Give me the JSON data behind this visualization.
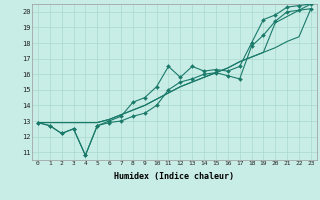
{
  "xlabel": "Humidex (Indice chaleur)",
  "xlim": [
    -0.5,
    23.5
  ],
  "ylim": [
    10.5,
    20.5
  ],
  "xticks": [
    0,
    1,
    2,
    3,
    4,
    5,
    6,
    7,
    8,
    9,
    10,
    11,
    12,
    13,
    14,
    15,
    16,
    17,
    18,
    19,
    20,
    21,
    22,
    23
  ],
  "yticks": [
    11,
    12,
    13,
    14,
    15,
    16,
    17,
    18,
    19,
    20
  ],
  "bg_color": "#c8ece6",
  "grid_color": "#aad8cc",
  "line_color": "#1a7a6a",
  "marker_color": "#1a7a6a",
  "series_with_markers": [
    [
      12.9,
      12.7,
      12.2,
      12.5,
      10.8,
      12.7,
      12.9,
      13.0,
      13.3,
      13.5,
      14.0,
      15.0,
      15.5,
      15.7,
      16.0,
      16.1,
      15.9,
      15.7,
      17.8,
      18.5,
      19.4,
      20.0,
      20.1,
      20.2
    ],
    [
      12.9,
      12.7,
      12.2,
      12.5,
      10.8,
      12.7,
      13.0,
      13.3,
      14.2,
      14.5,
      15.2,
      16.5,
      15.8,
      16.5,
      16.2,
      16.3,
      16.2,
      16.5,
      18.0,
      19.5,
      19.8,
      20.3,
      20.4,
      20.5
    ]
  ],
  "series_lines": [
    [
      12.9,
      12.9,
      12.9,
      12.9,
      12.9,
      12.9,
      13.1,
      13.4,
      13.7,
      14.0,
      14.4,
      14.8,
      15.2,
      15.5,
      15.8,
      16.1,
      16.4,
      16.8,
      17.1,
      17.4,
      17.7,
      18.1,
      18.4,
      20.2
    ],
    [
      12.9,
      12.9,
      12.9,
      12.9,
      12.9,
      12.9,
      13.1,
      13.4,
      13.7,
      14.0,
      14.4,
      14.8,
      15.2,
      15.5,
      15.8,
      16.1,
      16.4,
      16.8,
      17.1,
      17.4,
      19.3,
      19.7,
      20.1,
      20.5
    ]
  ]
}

* * * * * * * * *

What is needed
Leave out the pictures and copy the rest of the material above exactly.

Result for this exercise
Give me the JSON data behind this visualization.
{
  "xlabel": "Humidex (Indice chaleur)",
  "xlim": [
    -0.5,
    23.5
  ],
  "ylim": [
    10.5,
    20.5
  ],
  "xticks": [
    0,
    1,
    2,
    3,
    4,
    5,
    6,
    7,
    8,
    9,
    10,
    11,
    12,
    13,
    14,
    15,
    16,
    17,
    18,
    19,
    20,
    21,
    22,
    23
  ],
  "yticks": [
    11,
    12,
    13,
    14,
    15,
    16,
    17,
    18,
    19,
    20
  ],
  "bg_color": "#c8ece6",
  "grid_color": "#aad8cc",
  "line_color": "#1a7a6a",
  "marker_color": "#1a7a6a",
  "series_with_markers": [
    [
      12.9,
      12.7,
      12.2,
      12.5,
      10.8,
      12.7,
      12.9,
      13.0,
      13.3,
      13.5,
      14.0,
      15.0,
      15.5,
      15.7,
      16.0,
      16.1,
      15.9,
      15.7,
      17.8,
      18.5,
      19.4,
      20.0,
      20.1,
      20.2
    ],
    [
      12.9,
      12.7,
      12.2,
      12.5,
      10.8,
      12.7,
      13.0,
      13.3,
      14.2,
      14.5,
      15.2,
      16.5,
      15.8,
      16.5,
      16.2,
      16.3,
      16.2,
      16.5,
      18.0,
      19.5,
      19.8,
      20.3,
      20.4,
      20.5
    ]
  ],
  "series_lines": [
    [
      12.9,
      12.9,
      12.9,
      12.9,
      12.9,
      12.9,
      13.1,
      13.4,
      13.7,
      14.0,
      14.4,
      14.8,
      15.2,
      15.5,
      15.8,
      16.1,
      16.4,
      16.8,
      17.1,
      17.4,
      17.7,
      18.1,
      18.4,
      20.2
    ],
    [
      12.9,
      12.9,
      12.9,
      12.9,
      12.9,
      12.9,
      13.1,
      13.4,
      13.7,
      14.0,
      14.4,
      14.8,
      15.2,
      15.5,
      15.8,
      16.1,
      16.4,
      16.8,
      17.1,
      17.4,
      19.3,
      19.7,
      20.1,
      20.5
    ]
  ]
}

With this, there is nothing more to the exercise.